§ **Directive**
Each entry must be given again exactly; images do not belong in the copy.

-- begin Supplied data --

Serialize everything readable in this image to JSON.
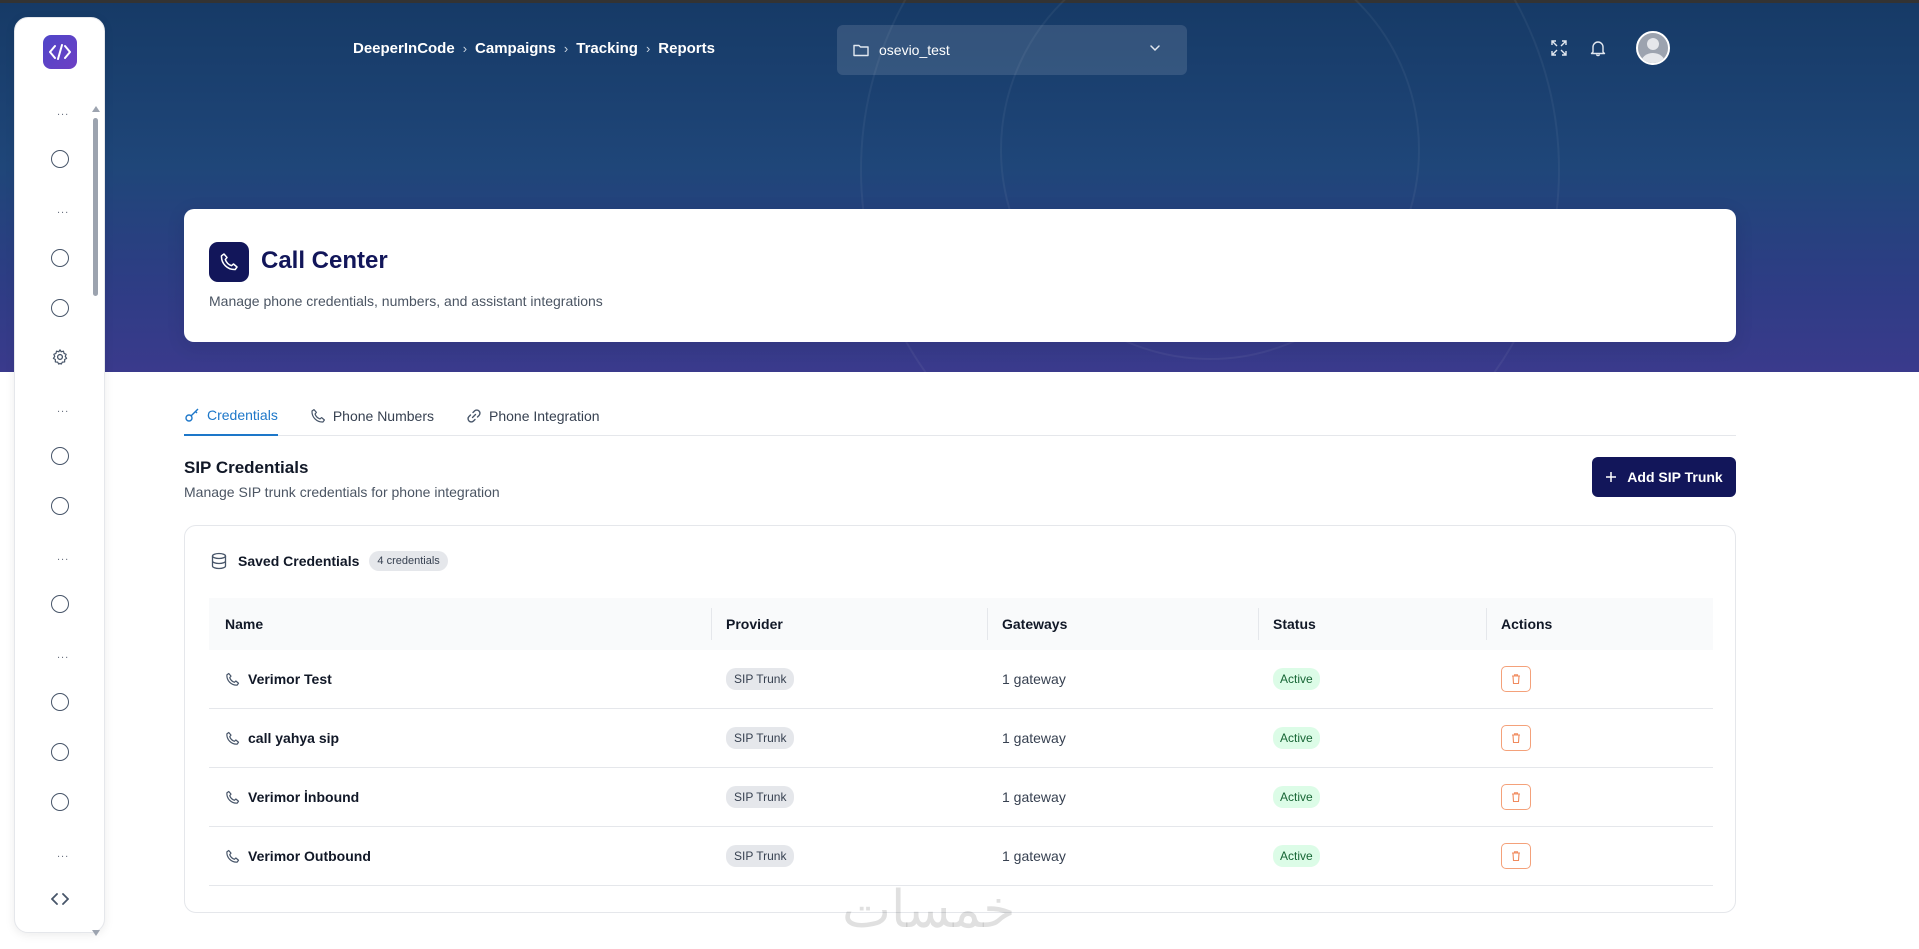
{
  "breadcrumb": [
    "DeeperInCode",
    "Campaigns",
    "Tracking",
    "Reports"
  ],
  "workspace": {
    "name": "osevio_test"
  },
  "header": {
    "title": "Call Center",
    "subtitle": "Manage phone credentials, numbers, and assistant integrations"
  },
  "tabs": [
    {
      "label": "Credentials",
      "icon": "key-icon",
      "active": true
    },
    {
      "label": "Phone Numbers",
      "icon": "phone-icon",
      "active": false
    },
    {
      "label": "Phone Integration",
      "icon": "link-icon",
      "active": false
    }
  ],
  "section": {
    "title": "SIP Credentials",
    "subtitle": "Manage SIP trunk credentials for phone integration",
    "add_button": "Add SIP Trunk"
  },
  "panel": {
    "title": "Saved Credentials",
    "count": "4 credentials"
  },
  "table": {
    "columns": [
      "Name",
      "Provider",
      "Gateways",
      "Status",
      "Actions"
    ],
    "rows": [
      {
        "name": "Verimor Test",
        "provider": "SIP Trunk",
        "gateways": "1 gateway",
        "status": "Active"
      },
      {
        "name": "call yahya sip",
        "provider": "SIP Trunk",
        "gateways": "1 gateway",
        "status": "Active"
      },
      {
        "name": "Verimor İnbound",
        "provider": "SIP Trunk",
        "gateways": "1 gateway",
        "status": "Active"
      },
      {
        "name": "Verimor Outbound",
        "provider": "SIP Trunk",
        "gateways": "1 gateway",
        "status": "Active"
      }
    ]
  },
  "sidebar": {
    "dots": "..."
  },
  "watermark": "خمسات",
  "colors": {
    "brand_dark": "#12165a",
    "active_tab": "#1d77c9",
    "status_active_bg": "#dcfce7",
    "delete_border": "#f4a17a"
  }
}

-- end Supplied data --

§ **Answer to this exercise**
Serialize everything readable in this image to JSON.
{
  "breadcrumb": [
    "DeeperInCode",
    "Campaigns",
    "Tracking",
    "Reports"
  ],
  "workspace": {
    "name": "osevio_test"
  },
  "header": {
    "title": "Call Center",
    "subtitle": "Manage phone credentials, numbers, and assistant integrations"
  },
  "tabs": [
    {
      "label": "Credentials",
      "icon": "key-icon",
      "active": true
    },
    {
      "label": "Phone Numbers",
      "icon": "phone-icon",
      "active": false
    },
    {
      "label": "Phone Integration",
      "icon": "link-icon",
      "active": false
    }
  ],
  "section": {
    "title": "SIP Credentials",
    "subtitle": "Manage SIP trunk credentials for phone integration",
    "add_button": "Add SIP Trunk"
  },
  "panel": {
    "title": "Saved Credentials",
    "count": "4 credentials"
  },
  "table": {
    "columns": [
      "Name",
      "Provider",
      "Gateways",
      "Status",
      "Actions"
    ],
    "rows": [
      {
        "name": "Verimor Test",
        "provider": "SIP Trunk",
        "gateways": "1 gateway",
        "status": "Active"
      },
      {
        "name": "call yahya sip",
        "provider": "SIP Trunk",
        "gateways": "1 gateway",
        "status": "Active"
      },
      {
        "name": "Verimor İnbound",
        "provider": "SIP Trunk",
        "gateways": "1 gateway",
        "status": "Active"
      },
      {
        "name": "Verimor Outbound",
        "provider": "SIP Trunk",
        "gateways": "1 gateway",
        "status": "Active"
      }
    ]
  },
  "sidebar": {
    "dots": "..."
  },
  "watermark": "خمسات",
  "colors": {
    "brand_dark": "#12165a",
    "active_tab": "#1d77c9",
    "status_active_bg": "#dcfce7",
    "delete_border": "#f4a17a"
  }
}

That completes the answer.